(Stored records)

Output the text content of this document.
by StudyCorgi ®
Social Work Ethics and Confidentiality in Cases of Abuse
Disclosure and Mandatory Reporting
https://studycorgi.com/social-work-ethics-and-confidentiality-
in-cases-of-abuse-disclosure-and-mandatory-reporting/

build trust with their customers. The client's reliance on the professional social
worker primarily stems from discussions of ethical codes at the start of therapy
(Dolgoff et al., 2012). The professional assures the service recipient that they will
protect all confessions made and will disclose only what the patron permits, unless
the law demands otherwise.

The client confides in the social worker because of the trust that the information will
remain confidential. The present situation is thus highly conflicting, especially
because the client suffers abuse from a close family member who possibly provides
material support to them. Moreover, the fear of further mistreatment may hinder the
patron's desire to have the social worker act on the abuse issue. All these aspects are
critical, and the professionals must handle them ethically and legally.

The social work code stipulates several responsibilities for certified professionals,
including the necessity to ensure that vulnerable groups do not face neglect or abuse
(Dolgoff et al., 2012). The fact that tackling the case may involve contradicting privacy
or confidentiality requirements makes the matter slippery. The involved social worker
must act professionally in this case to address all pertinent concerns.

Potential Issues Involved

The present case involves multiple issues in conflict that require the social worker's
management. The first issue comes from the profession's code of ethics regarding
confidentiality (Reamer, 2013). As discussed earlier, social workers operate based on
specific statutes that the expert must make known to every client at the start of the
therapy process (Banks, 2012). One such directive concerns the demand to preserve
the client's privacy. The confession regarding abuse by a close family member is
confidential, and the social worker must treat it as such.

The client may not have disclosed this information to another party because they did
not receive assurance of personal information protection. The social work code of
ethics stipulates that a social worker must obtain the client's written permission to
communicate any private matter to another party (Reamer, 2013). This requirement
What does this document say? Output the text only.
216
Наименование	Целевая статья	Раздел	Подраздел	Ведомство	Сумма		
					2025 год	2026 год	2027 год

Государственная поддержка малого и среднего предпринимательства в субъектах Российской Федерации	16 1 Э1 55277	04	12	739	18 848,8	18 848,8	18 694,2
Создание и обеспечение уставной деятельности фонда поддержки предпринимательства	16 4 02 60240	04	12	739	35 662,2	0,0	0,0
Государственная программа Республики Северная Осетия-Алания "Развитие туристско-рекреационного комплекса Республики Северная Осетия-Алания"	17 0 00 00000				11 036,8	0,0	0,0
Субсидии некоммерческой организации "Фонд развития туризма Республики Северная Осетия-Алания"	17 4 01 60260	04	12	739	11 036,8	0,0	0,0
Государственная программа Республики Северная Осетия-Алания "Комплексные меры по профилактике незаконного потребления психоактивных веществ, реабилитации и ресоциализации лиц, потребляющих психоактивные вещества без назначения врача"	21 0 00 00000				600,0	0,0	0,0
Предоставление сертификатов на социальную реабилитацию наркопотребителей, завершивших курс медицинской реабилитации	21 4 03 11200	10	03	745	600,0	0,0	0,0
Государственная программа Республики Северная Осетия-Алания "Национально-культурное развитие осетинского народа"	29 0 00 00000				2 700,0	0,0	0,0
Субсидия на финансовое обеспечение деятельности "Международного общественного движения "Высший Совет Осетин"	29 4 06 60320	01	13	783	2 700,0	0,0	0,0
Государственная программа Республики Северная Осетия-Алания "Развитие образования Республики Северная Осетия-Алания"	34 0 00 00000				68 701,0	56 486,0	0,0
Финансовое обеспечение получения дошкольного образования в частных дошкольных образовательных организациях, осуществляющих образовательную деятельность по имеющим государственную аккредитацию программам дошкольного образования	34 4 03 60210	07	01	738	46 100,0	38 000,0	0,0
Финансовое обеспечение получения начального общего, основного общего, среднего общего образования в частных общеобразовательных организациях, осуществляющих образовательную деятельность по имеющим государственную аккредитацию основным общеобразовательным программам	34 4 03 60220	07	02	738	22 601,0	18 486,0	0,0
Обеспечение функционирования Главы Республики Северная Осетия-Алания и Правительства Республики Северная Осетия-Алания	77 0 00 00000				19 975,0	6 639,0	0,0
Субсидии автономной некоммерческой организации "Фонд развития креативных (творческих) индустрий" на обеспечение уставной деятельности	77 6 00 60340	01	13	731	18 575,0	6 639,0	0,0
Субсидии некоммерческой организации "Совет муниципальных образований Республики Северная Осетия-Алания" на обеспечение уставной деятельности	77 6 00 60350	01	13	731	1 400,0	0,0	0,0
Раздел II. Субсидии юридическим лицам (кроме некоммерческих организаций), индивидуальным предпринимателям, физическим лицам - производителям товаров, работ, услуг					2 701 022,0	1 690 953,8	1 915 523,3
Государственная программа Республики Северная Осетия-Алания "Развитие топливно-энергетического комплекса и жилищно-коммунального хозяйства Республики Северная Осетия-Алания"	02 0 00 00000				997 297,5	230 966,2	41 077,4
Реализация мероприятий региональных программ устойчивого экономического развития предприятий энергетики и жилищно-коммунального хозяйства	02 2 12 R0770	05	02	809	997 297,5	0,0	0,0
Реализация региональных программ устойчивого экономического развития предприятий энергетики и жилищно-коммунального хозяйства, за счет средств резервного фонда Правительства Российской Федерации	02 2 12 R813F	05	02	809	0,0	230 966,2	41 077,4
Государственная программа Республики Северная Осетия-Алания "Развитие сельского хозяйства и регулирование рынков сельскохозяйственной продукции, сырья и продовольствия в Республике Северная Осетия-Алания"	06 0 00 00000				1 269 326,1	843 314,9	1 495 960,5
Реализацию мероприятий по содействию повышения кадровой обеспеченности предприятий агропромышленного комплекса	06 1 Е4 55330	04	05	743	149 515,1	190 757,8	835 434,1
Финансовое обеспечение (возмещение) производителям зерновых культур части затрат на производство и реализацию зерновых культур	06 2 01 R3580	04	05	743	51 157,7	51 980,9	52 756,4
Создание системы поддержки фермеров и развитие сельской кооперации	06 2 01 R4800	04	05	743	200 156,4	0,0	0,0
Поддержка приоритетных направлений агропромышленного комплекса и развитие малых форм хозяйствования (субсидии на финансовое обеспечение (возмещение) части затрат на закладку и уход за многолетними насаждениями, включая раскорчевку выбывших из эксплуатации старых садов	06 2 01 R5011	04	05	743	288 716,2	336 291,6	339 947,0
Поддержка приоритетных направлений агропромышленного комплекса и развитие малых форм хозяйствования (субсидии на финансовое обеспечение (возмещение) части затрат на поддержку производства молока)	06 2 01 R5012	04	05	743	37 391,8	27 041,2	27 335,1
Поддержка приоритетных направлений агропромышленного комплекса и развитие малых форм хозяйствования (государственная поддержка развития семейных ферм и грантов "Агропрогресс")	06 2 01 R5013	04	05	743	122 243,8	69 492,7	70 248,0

• Description of the task
Collect each line containing the string "from".

• Solution for this task
worker primarily stems from discussions of ethical codes at the start of therapy
because the client suffers abuse from a close family member who possibly provides
management. The first issue comes from the profession's code of ethics regarding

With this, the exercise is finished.